╔══

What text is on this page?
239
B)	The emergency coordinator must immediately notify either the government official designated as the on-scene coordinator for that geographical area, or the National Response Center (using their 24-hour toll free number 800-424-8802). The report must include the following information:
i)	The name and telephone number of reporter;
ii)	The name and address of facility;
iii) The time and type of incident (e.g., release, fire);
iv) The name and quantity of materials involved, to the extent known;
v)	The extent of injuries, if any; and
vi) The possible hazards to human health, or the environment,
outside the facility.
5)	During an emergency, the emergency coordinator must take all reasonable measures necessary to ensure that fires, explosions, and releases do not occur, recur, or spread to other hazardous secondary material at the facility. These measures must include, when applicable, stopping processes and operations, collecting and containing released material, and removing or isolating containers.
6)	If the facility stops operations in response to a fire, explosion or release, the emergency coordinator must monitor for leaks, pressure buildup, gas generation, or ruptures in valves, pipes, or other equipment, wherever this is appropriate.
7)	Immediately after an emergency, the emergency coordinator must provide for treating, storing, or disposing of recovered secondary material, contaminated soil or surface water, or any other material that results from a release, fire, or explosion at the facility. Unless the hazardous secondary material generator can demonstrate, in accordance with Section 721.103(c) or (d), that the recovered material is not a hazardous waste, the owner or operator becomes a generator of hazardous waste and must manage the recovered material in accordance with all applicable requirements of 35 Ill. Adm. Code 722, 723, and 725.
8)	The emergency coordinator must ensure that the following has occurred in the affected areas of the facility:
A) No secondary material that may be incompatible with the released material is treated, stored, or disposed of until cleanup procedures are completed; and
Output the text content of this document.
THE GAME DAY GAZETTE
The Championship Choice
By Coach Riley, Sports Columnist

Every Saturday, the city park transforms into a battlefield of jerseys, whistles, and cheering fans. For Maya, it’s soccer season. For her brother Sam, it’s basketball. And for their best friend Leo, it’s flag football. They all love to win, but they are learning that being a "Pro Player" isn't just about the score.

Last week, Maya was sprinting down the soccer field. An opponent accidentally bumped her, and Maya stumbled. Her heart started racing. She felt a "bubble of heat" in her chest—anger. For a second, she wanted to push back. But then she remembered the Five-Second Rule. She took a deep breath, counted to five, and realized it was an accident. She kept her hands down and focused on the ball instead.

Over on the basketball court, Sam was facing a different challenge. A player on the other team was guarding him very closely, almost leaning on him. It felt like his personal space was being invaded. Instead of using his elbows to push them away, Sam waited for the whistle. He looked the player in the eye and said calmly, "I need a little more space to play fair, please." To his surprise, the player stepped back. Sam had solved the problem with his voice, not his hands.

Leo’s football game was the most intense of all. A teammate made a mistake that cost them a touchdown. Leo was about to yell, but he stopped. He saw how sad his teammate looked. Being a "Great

╚══

• [Exercise brief]: Type the material above out again, exactly.

• [Exercise response]:
What text is on this page?
239
B)	The emergency coordinator must immediately notify either the government official designated as the on-scene coordinator for that geographical area, or the National Response Center (using their 24-hour toll free number 800-424-8802). The report must include the following information:
i)	The name and telephone number of reporter;
ii)	The name and address of facility;
iii) The time and type of incident (e.g., release, fire);
iv) The name and quantity of materials involved, to the extent known;
v)	The extent of injuries, if any; and
vi) The possible hazards to human health, or the environment,
outside the facility.
5)	During an emergency, the emergency coordinator must take all reasonable measures necessary to ensure that fires, explosions, and releases do not occur, recur, or spread to other hazardous secondary material at the facility. These measures must include, when applicable, stopping processes and operations, collecting and containing released material, and removing or isolating containers.
6)	If the facility stops operations in response to a fire, explosion or release, the emergency coordinator must monitor for leaks, pressure buildup, gas generation, or ruptures in valves, pipes, or other equipment, wherever this is appropriate.
7)	Immediately after an emergency, the emergency coordinator must provide for treating, storing, or disposing of recovered secondary material, contaminated soil or surface water, or any other material that results from a release, fire, or explosion at the facility. Unless the hazardous secondary material generator can demonstrate, in accordance with Section 721.103(c) or (d), that the recovered material is not a hazardous waste, the owner or operator becomes a generator of hazardous waste and must manage the recovered material in accordance with all applicable requirements of 35 Ill. Adm. Code 722, 723, and 725.
8)	The emergency coordinator must ensure that the following has occurred in the affected areas of the facility:
A) No secondary material that may be incompatible with the released material is treated, stored, or disposed of until cleanup procedures are completed; and
Output the text content of this document.
THE GAME DAY GAZETTE
The Championship Choice
By Coach Riley, Sports Columnist

Every Saturday, the city park transforms into a battlefield of jerseys, whistles, and cheering fans. For Maya, it’s soccer season. For her brother Sam, it’s basketball. And for their best friend Leo, it’s flag football. They all love to win, but they are learning that being a "Pro Player" isn't just about the score.

Last week, Maya was sprinting down the soccer field. An opponent accidentally bumped her, and Maya stumbled. Her heart started racing. She felt a "bubble of heat" in her chest—anger. For a second, she wanted to push back. But then she remembered the Five-Second Rule. She took a deep breath, counted to five, and realized it was an accident. She kept her hands down and focused on the ball instead.

Over on the basketball court, Sam was facing a different challenge. A player on the other team was guarding him very closely, almost leaning on him. It felt like his personal space was being invaded. Instead of using his elbows to push them away, Sam waited for the whistle. He looked the player in the eye and said calmly, "I need a little more space to play fair, please." To his surprise, the player stepped back. Sam had solved the problem with his voice, not his hands.

Leo’s football game was the most intense of all. A teammate made a mistake that cost them a touchdown. Leo was about to yell, but he stopped. He saw how sad his teammate looked. Being a "Great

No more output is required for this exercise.